DIRECTIONS
Write out, word for word, only the lines from the one containing "Serialize everything readable" through the final line of the data.

** Start **

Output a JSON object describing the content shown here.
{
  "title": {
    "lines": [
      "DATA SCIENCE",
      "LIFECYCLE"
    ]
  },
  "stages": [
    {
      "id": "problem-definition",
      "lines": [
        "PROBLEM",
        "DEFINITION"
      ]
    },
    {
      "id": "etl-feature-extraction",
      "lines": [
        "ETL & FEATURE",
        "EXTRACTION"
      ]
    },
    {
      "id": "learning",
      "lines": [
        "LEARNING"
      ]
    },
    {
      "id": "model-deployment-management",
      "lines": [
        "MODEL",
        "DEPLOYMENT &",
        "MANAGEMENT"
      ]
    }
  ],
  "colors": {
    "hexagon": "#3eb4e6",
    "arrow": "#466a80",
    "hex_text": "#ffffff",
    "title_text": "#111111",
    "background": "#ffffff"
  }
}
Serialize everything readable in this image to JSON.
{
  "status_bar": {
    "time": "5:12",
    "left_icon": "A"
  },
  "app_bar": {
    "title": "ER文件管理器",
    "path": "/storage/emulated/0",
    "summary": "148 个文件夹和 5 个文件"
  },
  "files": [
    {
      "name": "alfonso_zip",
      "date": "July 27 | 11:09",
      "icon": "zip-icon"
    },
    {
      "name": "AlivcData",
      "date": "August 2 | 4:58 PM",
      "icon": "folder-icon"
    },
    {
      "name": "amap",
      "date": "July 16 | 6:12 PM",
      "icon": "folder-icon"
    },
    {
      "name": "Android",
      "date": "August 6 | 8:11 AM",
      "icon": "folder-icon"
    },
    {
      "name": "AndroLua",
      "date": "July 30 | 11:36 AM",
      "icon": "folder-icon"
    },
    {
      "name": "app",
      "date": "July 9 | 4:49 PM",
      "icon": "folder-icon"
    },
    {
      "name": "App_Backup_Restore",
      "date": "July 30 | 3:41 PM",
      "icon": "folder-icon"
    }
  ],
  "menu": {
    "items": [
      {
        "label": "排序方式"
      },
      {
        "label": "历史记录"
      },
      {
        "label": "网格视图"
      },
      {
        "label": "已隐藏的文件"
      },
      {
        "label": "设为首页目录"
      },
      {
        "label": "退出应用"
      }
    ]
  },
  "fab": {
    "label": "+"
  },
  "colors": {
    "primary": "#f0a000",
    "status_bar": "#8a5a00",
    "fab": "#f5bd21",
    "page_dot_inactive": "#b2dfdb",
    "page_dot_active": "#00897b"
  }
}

** End **

CORRECT ANSWER
Serialize everything readable in this image to JSON.
{
  "status_bar": {
    "time": "5:12",
    "left_icon": "A"
  },
  "app_bar": {
    "title": "ER文件管理器",
    "path": "/storage/emulated/0",
    "summary": "148 个文件夹和 5 个文件"
  },
  "files": [
    {
      "name": "alfonso_zip",
      "date": "July 27 | 11:09",
      "icon": "zip-icon"
    },
    {
      "name": "AlivcData",
      "date": "August 2 | 4:58 PM",
      "icon": "folder-icon"
    },
    {
      "name": "amap",
      "date": "July 16 | 6:12 PM",
      "icon": "folder-icon"
    },
    {
      "name": "Android",
      "date": "August 6 | 8:11 AM",
      "icon": "folder-icon"
    },
    {
      "name": "AndroLua",
      "date": "July 30 | 11:36 AM",
      "icon": "folder-icon"
    },
    {
      "name": "app",
      "date": "July 9 | 4:49 PM",
      "icon": "folder-icon"
    },
    {
      "name": "App_Backup_Restore",
      "date": "July 30 | 3:41 PM",
      "icon": "folder-icon"
    }
  ],
  "menu": {
    "items": [
      {
        "label": "排序方式"
      },
      {
        "label": "历史记录"
      },
      {
        "label": "网格视图"
      },
      {
        "label": "已隐藏的文件"
      },
      {
        "label": "设为首页目录"
      },
      {
        "label": "退出应用"
      }
    ]
  },
  "fab": {
    "label": "+"
  },
  "colors": {
    "primary": "#f0a000",
    "status_bar": "#8a5a00",
    "fab": "#f5bd21",
    "page_dot_inactive": "#b2dfdb",
    "page_dot_active": "#00897b"
  }
}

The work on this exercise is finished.